* BEGIN *

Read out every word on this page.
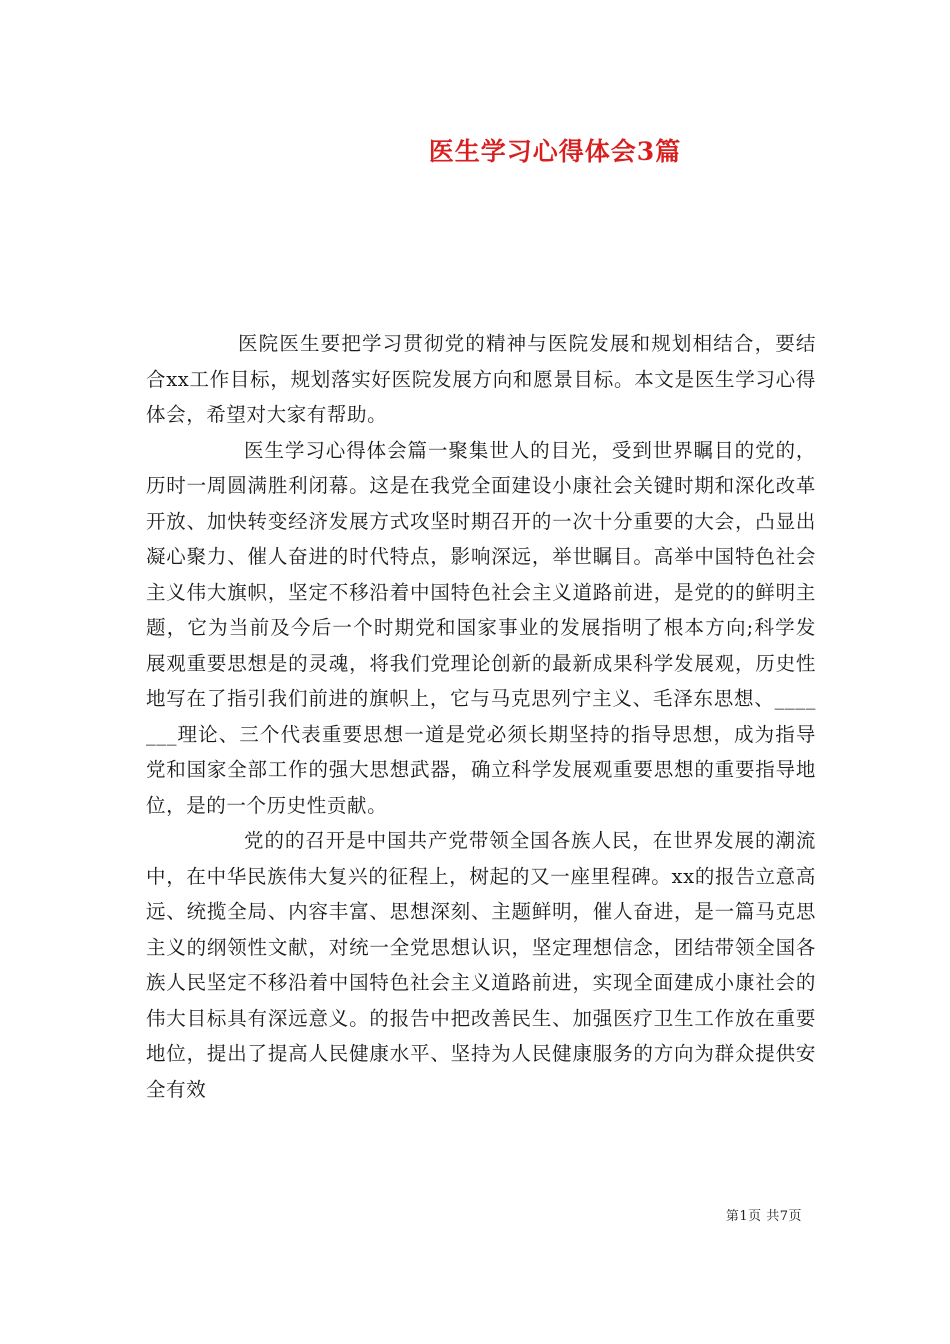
医生学习心得体会3篇

医院医生要把学习贯彻党的精神与医院发展和规划相结合，要结合xx工作目标，规划落实好医院发展方向和愿景目标。本文是医生学习心得体会，希望对大家有帮助。

医生学习心得体会篇一聚集世人的目光，受到世界瞩目的党的，历时一周圆满胜利闭幕。这是在我党全面建设小康社会关键时期和深化改革开放、加快转变经济发展方式攻坚时期召开的一次十分重要的大会，凸显出凝心聚力、催人奋进的时代特点，影响深远，举世瞩目。高举中国特色社会主义伟大旗帜，坚定不移沿着中国特色社会主义道路前进，是党的的鲜明主题，它为当前及今后一个时期党和国家事业的发展指明了根本方向;科学发展观重要思想是的灵魂，将我们党理论创新的最新成果科学发展观，历史性地写在了指引我们前进的旗帜上，它与马克思列宁主义、毛泽东思想、_______理论、三个代表重要思想一道是党必须长期坚持的指导思想，成为指导党和国家全部工作的强大思想武器，确立科学发展观重要思想的重要指导地位，是的一个历史性贡献。

党的的召开是中国共产党带领全国各族人民，在世界发展的潮流中，在中华民族伟大复兴的征程上，树起的又一座里程碑。xx的报告立意高远、统揽全局、内容丰富、思想深刻、主题鲜明，催人奋进，是一篇马克思主义的纲领性文献，对统一全党思想认识，坚定理想信念，团结带领全国各族人民坚定不移沿着中国特色社会主义道路前进，实现全面建成小康社会的伟大目标具有深远意义。的报告中把改善民生、加强医疗卫生工作放在重要地位，提出了提高人民健康水平、坚持为人民健康服务的方向为群众提供安全有效

第1页 共7页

* END *

**AIM OF THE TASK:**
Write the records above out again exactly, with no pictures in your copy.

**RESULT:**
Read out every word on this page.
医生学习心得体会3篇

医院医生要把学习贯彻党的精神与医院发展和规划相结合，要结合xx工作目标，规划落实好医院发展方向和愿景目标。本文是医生学习心得体会，希望对大家有帮助。

医生学习心得体会篇一聚集世人的目光，受到世界瞩目的党的，历时一周圆满胜利闭幕。这是在我党全面建设小康社会关键时期和深化改革开放、加快转变经济发展方式攻坚时期召开的一次十分重要的大会，凸显出凝心聚力、催人奋进的时代特点，影响深远，举世瞩目。高举中国特色社会主义伟大旗帜，坚定不移沿着中国特色社会主义道路前进，是党的的鲜明主题，它为当前及今后一个时期党和国家事业的发展指明了根本方向;科学发展观重要思想是的灵魂，将我们党理论创新的最新成果科学发展观，历史性地写在了指引我们前进的旗帜上，它与马克思列宁主义、毛泽东思想、_______理论、三个代表重要思想一道是党必须长期坚持的指导思想，成为指导党和国家全部工作的强大思想武器，确立科学发展观重要思想的重要指导地位，是的一个历史性贡献。

党的的召开是中国共产党带领全国各族人民，在世界发展的潮流中，在中华民族伟大复兴的征程上，树起的又一座里程碑。xx的报告立意高远、统揽全局、内容丰富、思想深刻、主题鲜明，催人奋进，是一篇马克思主义的纲领性文献，对统一全党思想认识，坚定理想信念，团结带领全国各族人民坚定不移沿着中国特色社会主义道路前进，实现全面建成小康社会的伟大目标具有深远意义。的报告中把改善民生、加强医疗卫生工作放在重要地位，提出了提高人民健康水平、坚持为人民健康服务的方向为群众提供安全有效

第1页 共7页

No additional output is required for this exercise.